> Objective:
Make an exact copy of all the data.

** start of Material provided **

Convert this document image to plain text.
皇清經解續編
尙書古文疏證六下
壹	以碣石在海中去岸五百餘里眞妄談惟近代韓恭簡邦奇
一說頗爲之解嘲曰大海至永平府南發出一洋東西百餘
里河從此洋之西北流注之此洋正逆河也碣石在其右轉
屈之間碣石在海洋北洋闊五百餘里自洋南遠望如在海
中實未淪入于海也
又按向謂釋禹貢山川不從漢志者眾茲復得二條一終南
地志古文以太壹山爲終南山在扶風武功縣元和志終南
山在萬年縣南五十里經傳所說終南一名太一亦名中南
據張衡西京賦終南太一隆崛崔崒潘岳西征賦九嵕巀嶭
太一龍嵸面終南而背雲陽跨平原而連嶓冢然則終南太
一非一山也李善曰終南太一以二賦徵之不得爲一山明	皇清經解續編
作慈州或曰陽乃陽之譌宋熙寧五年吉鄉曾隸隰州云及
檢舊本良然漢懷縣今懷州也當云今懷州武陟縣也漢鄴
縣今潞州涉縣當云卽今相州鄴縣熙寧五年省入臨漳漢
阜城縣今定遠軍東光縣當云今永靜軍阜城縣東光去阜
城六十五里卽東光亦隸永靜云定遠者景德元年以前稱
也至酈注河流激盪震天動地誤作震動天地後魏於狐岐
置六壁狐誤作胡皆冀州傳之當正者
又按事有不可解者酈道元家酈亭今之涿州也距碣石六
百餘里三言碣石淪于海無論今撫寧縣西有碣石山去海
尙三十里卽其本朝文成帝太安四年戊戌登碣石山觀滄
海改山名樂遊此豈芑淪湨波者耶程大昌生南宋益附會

** end of Material provided **

> Written response:
Convert this document image to plain text.
皇清經解續編
尙書古文疏證六下
壹	以碣石在海中去岸五百餘里眞妄談惟近代韓恭簡邦奇
一說頗爲之解嘲曰大海至永平府南發出一洋東西百餘
里河從此洋之西北流注之此洋正逆河也碣石在其右轉
屈之間碣石在海洋北洋闊五百餘里自洋南遠望如在海
中實未淪入于海也
又按向謂釋禹貢山川不從漢志者眾茲復得二條一終南
地志古文以太壹山爲終南山在扶風武功縣元和志終南
山在萬年縣南五十里經傳所說終南一名太一亦名中南
據張衡西京賦終南太一隆崛崔崒潘岳西征賦九嵕巀嶭
太一龍嵸面終南而背雲陽跨平原而連嶓冢然則終南太
一非一山也李善曰終南太一以二賦徵之不得爲一山明	皇清經解續編
作慈州或曰陽乃陽之譌宋熙寧五年吉鄉曾隸隰州云及
檢舊本良然漢懷縣今懷州也當云今懷州武陟縣也漢鄴
縣今潞州涉縣當云卽今相州鄴縣熙寧五年省入臨漳漢
阜城縣今定遠軍東光縣當云今永靜軍阜城縣東光去阜
城六十五里卽東光亦隸永靜云定遠者景德元年以前稱
也至酈注河流激盪震天動地誤作震動天地後魏於狐岐
置六壁狐誤作胡皆冀州傳之當正者
又按事有不可解者酈道元家酈亭今之涿州也距碣石六
百餘里三言碣石淪于海無論今撫寧縣西有碣石山去海
尙三十里卽其本朝文成帝太安四年戊戌登碣石山觀滄
海改山名樂遊此豈芑淪湨波者耶程大昌生南宋益附會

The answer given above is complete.